*STATED TASK:* Track down each line that has the word "энергию" and copy it.

===

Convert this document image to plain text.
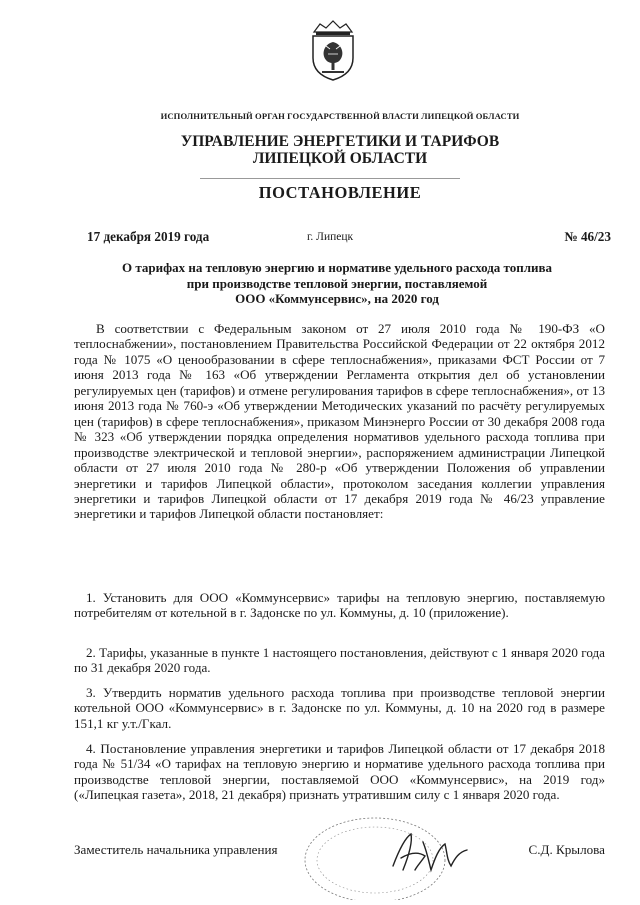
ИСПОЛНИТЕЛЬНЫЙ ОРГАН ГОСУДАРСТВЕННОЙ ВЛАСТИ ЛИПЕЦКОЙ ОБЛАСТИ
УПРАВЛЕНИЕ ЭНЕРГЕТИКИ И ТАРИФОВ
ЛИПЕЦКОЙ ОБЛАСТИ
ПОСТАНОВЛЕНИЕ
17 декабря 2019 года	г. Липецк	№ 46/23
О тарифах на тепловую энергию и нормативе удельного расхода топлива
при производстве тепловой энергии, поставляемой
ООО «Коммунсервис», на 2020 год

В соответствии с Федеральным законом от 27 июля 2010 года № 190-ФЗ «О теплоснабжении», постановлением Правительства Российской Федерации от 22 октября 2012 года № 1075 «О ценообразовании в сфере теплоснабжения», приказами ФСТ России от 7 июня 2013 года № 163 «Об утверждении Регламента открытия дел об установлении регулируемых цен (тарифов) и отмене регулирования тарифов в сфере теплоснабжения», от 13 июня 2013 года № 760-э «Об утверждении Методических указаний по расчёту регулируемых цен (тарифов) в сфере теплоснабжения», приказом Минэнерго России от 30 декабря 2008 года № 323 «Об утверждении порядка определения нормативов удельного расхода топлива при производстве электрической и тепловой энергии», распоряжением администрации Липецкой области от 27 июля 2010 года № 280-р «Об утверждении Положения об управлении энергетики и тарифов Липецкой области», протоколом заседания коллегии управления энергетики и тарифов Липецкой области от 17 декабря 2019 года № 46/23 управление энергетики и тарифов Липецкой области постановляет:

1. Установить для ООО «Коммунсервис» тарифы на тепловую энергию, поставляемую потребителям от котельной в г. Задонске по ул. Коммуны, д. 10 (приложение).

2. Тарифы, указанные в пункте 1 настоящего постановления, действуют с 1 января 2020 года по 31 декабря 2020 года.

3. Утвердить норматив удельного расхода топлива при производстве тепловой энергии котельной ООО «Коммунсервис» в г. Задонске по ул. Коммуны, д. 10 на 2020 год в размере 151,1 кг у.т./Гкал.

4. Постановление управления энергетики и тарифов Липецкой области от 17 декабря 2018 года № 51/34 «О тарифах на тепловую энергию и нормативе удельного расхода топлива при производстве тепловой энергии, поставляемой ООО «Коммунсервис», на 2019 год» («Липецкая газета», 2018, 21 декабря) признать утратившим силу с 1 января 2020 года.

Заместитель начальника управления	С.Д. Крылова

===

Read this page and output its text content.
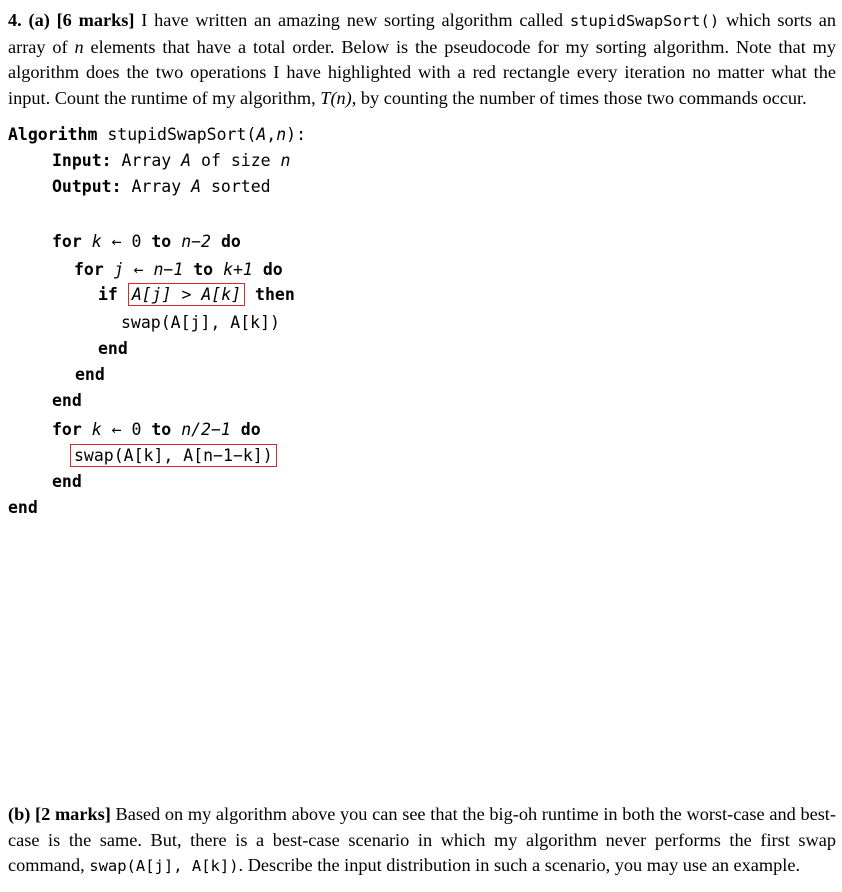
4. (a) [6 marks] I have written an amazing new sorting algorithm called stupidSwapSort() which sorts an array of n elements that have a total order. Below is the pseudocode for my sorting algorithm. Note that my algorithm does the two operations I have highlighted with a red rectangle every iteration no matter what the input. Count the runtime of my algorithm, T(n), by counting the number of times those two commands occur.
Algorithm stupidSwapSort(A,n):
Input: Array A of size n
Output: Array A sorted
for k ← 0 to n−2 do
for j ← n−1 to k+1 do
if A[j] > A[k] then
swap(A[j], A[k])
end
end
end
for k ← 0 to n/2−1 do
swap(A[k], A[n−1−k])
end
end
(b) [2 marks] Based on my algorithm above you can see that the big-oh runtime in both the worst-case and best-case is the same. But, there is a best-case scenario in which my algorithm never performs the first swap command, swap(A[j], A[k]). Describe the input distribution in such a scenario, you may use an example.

===

*RESULT BELOW:*
О тарифах на тепловую энергию и нормативе удельного расхода топлива
1. Установить для ООО «Коммунсервис» тарифы на тепловую энергию, поставляемую потребителям от котельной в г. Задонске по ул. Коммуны, д. 10 (приложение).
4. Постановление управления энергетики и тарифов Липецкой области от 17 декабря 2018 года № 51/34 «О тарифах на тепловую энергию и нормативе удельного расхода топлива при производстве тепловой энергии, поставляемой ООО «Коммунсервис», на 2019 год» («Липецкая газета», 2018, 21 декабря) признать утратившим силу с 1 января 2020 года.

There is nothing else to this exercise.